Problem description:
Write each line out exactly, leaving none out.

::: Entries shown

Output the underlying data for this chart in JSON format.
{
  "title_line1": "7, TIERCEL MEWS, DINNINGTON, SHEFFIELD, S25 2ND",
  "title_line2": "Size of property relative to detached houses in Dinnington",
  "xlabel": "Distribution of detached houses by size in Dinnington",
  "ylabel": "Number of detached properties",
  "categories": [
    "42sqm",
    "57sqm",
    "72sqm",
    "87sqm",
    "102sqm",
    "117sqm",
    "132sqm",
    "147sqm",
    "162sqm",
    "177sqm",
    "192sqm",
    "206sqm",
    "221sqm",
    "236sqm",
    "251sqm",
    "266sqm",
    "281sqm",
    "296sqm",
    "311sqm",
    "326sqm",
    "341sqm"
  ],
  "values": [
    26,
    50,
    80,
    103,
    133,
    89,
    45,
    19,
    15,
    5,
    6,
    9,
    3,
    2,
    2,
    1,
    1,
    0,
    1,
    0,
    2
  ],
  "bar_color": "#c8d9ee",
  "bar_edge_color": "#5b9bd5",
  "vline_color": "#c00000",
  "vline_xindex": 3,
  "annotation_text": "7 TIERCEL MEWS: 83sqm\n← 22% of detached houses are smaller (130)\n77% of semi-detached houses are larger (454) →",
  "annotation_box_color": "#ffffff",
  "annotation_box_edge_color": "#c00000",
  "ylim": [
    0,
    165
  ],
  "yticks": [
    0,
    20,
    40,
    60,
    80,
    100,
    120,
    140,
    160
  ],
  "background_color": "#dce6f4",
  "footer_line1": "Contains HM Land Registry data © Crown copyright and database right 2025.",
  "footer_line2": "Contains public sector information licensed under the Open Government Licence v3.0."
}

::::::

Correct output:
Output the underlying data for this chart in JSON format.
{
  "title_line1": "7, TIERCEL MEWS, DINNINGTON, SHEFFIELD, S25 2ND",
  "title_line2": "Size of property relative to detached houses in Dinnington",
  "xlabel": "Distribution of detached houses by size in Dinnington",
  "ylabel": "Number of detached properties",
  "categories": [
    "42sqm",
    "57sqm",
    "72sqm",
    "87sqm",
    "102sqm",
    "117sqm",
    "132sqm",
    "147sqm",
    "162sqm",
    "177sqm",
    "192sqm",
    "206sqm",
    "221sqm",
    "236sqm",
    "251sqm",
    "266sqm",
    "281sqm",
    "296sqm",
    "311sqm",
    "326sqm",
    "341sqm"
  ],
  "values": [
    26,
    50,
    80,
    103,
    133,
    89,
    45,
    19,
    15,
    5,
    6,
    9,
    3,
    2,
    2,
    1,
    1,
    0,
    1,
    0,
    2
  ],
  "bar_color": "#c8d9ee",
  "bar_edge_color": "#5b9bd5",
  "vline_color": "#c00000",
  "vline_xindex": 3,
  "annotation_text": "7 TIERCEL MEWS: 83sqm\n← 22% of detached houses are smaller (130)\n77% of semi-detached houses are larger (454) →",
  "annotation_box_color": "#ffffff",
  "annotation_box_edge_color": "#c00000",
  "ylim": [
    0,
    165
  ],
  "yticks": [
    0,
    20,
    40,
    60,
    80,
    100,
    120,
    140,
    160
  ],
  "background_color": "#dce6f4",
  "footer_line1": "Contains HM Land Registry data © Crown copyright and database right 2025.",
  "footer_line2": "Contains public sector information licensed under the Open Government Licence v3.0."
}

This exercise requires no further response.